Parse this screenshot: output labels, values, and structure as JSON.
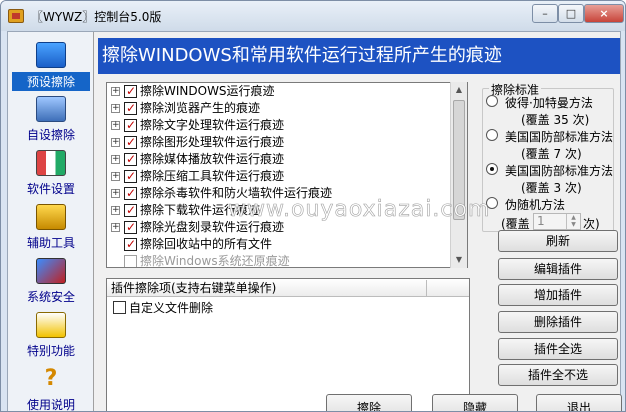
{
  "window": {
    "title": "〖WYWZ〗控制台5.0版",
    "min_label": "–",
    "max_label": "□",
    "close_label": "×"
  },
  "sidebar": {
    "items": [
      {
        "label": "预设擦除",
        "icon": "preset-erase-icon",
        "selected": true
      },
      {
        "label": "自设擦除",
        "icon": "custom-erase-icon",
        "selected": false
      },
      {
        "label": "软件设置",
        "icon": "software-settings-icon",
        "selected": false
      },
      {
        "label": "辅助工具",
        "icon": "helper-tools-icon",
        "selected": false
      },
      {
        "label": "系统安全",
        "icon": "system-security-icon",
        "selected": false
      },
      {
        "label": "特别功能",
        "icon": "special-features-icon",
        "selected": false
      },
      {
        "label": "使用说明",
        "icon": "help-icon",
        "selected": false
      }
    ]
  },
  "banner": "擦除WINDOWS和常用软件运行过程所产生的痕迹",
  "tree": {
    "items": [
      {
        "label": "擦除WINDOWS运行痕迹",
        "checked": true,
        "expandable": true,
        "disabled": false
      },
      {
        "label": "擦除浏览器产生的痕迹",
        "checked": true,
        "expandable": true,
        "disabled": false
      },
      {
        "label": "擦除文字处理软件运行痕迹",
        "checked": true,
        "expandable": true,
        "disabled": false
      },
      {
        "label": "擦除图形处理软件运行痕迹",
        "checked": true,
        "expandable": true,
        "disabled": false
      },
      {
        "label": "擦除媒体播放软件运行痕迹",
        "checked": true,
        "expandable": true,
        "disabled": false
      },
      {
        "label": "擦除压缩工具软件运行痕迹",
        "checked": true,
        "expandable": true,
        "disabled": false
      },
      {
        "label": "擦除杀毒软件和防火墙软件运行痕迹",
        "checked": true,
        "expandable": true,
        "disabled": false
      },
      {
        "label": "擦除下载软件运行痕迹",
        "checked": true,
        "expandable": true,
        "disabled": false
      },
      {
        "label": "擦除光盘刻录软件运行痕迹",
        "checked": true,
        "expandable": true,
        "disabled": false
      },
      {
        "label": "擦除回收站中的所有文件",
        "checked": true,
        "expandable": false,
        "disabled": false
      },
      {
        "label": "擦除Windows系统还原痕迹",
        "checked": false,
        "expandable": false,
        "disabled": true
      }
    ]
  },
  "plugin": {
    "header": "插件擦除项(支持右键菜单操作)",
    "items": [
      {
        "label": "自定义文件删除",
        "checked": false
      }
    ]
  },
  "erase_standard": {
    "legend": "擦除标准",
    "options": [
      {
        "label": "彼得·加特曼方法",
        "sub": "(覆盖 35 次)",
        "selected": false
      },
      {
        "label": "美国国防部标准方法",
        "sub": "(覆盖 7 次)",
        "selected": false
      },
      {
        "label": "美国国防部标准方法",
        "sub": "(覆盖 3 次)",
        "selected": true
      },
      {
        "label": "伪随机方法",
        "sub": "",
        "selected": false
      }
    ],
    "spin_label": "(覆盖",
    "spin_value": "1",
    "spin_unit": "次)"
  },
  "buttons": {
    "refresh": "刷新",
    "edit_plugin": "编辑插件",
    "add_plugin": "增加插件",
    "delete_plugin": "删除插件",
    "select_all_plugins": "插件全选",
    "deselect_all_plugins": "插件全不选",
    "erase": "擦除",
    "hide": "隐藏",
    "exit": "退出"
  },
  "watermark": "www.ouyaoxiazai.com"
}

━━━━

WHAT THIS TASK INVOLVES
Copy the listing over exactly, skipping the pictures it holds.

COMPLETE RESPONSE
Parse this screenshot: output labels, values, and structure as JSON.
{
  "window": {
    "title": "〖WYWZ〗控制台5.0版",
    "min_label": "–",
    "max_label": "□",
    "close_label": "×"
  },
  "sidebar": {
    "items": [
      {
        "label": "预设擦除",
        "icon": "preset-erase-icon",
        "selected": true
      },
      {
        "label": "自设擦除",
        "icon": "custom-erase-icon",
        "selected": false
      },
      {
        "label": "软件设置",
        "icon": "software-settings-icon",
        "selected": false
      },
      {
        "label": "辅助工具",
        "icon": "helper-tools-icon",
        "selected": false
      },
      {
        "label": "系统安全",
        "icon": "system-security-icon",
        "selected": false
      },
      {
        "label": "特别功能",
        "icon": "special-features-icon",
        "selected": false
      },
      {
        "label": "使用说明",
        "icon": "help-icon",
        "selected": false
      }
    ]
  },
  "banner": "擦除WINDOWS和常用软件运行过程所产生的痕迹",
  "tree": {
    "items": [
      {
        "label": "擦除WINDOWS运行痕迹",
        "checked": true,
        "expandable": true,
        "disabled": false
      },
      {
        "label": "擦除浏览器产生的痕迹",
        "checked": true,
        "expandable": true,
        "disabled": false
      },
      {
        "label": "擦除文字处理软件运行痕迹",
        "checked": true,
        "expandable": true,
        "disabled": false
      },
      {
        "label": "擦除图形处理软件运行痕迹",
        "checked": true,
        "expandable": true,
        "disabled": false
      },
      {
        "label": "擦除媒体播放软件运行痕迹",
        "checked": true,
        "expandable": true,
        "disabled": false
      },
      {
        "label": "擦除压缩工具软件运行痕迹",
        "checked": true,
        "expandable": true,
        "disabled": false
      },
      {
        "label": "擦除杀毒软件和防火墙软件运行痕迹",
        "checked": true,
        "expandable": true,
        "disabled": false
      },
      {
        "label": "擦除下载软件运行痕迹",
        "checked": true,
        "expandable": true,
        "disabled": false
      },
      {
        "label": "擦除光盘刻录软件运行痕迹",
        "checked": true,
        "expandable": true,
        "disabled": false
      },
      {
        "label": "擦除回收站中的所有文件",
        "checked": true,
        "expandable": false,
        "disabled": false
      },
      {
        "label": "擦除Windows系统还原痕迹",
        "checked": false,
        "expandable": false,
        "disabled": true
      }
    ]
  },
  "plugin": {
    "header": "插件擦除项(支持右键菜单操作)",
    "items": [
      {
        "label": "自定义文件删除",
        "checked": false
      }
    ]
  },
  "erase_standard": {
    "legend": "擦除标准",
    "options": [
      {
        "label": "彼得·加特曼方法",
        "sub": "(覆盖 35 次)",
        "selected": false
      },
      {
        "label": "美国国防部标准方法",
        "sub": "(覆盖 7 次)",
        "selected": false
      },
      {
        "label": "美国国防部标准方法",
        "sub": "(覆盖 3 次)",
        "selected": true
      },
      {
        "label": "伪随机方法",
        "sub": "",
        "selected": false
      }
    ],
    "spin_label": "(覆盖",
    "spin_value": "1",
    "spin_unit": "次)"
  },
  "buttons": {
    "refresh": "刷新",
    "edit_plugin": "编辑插件",
    "add_plugin": "增加插件",
    "delete_plugin": "删除插件",
    "select_all_plugins": "插件全选",
    "deselect_all_plugins": "插件全不选",
    "erase": "擦除",
    "hide": "隐藏",
    "exit": "退出"
  },
  "watermark": "www.ouyaoxiazai.com"
}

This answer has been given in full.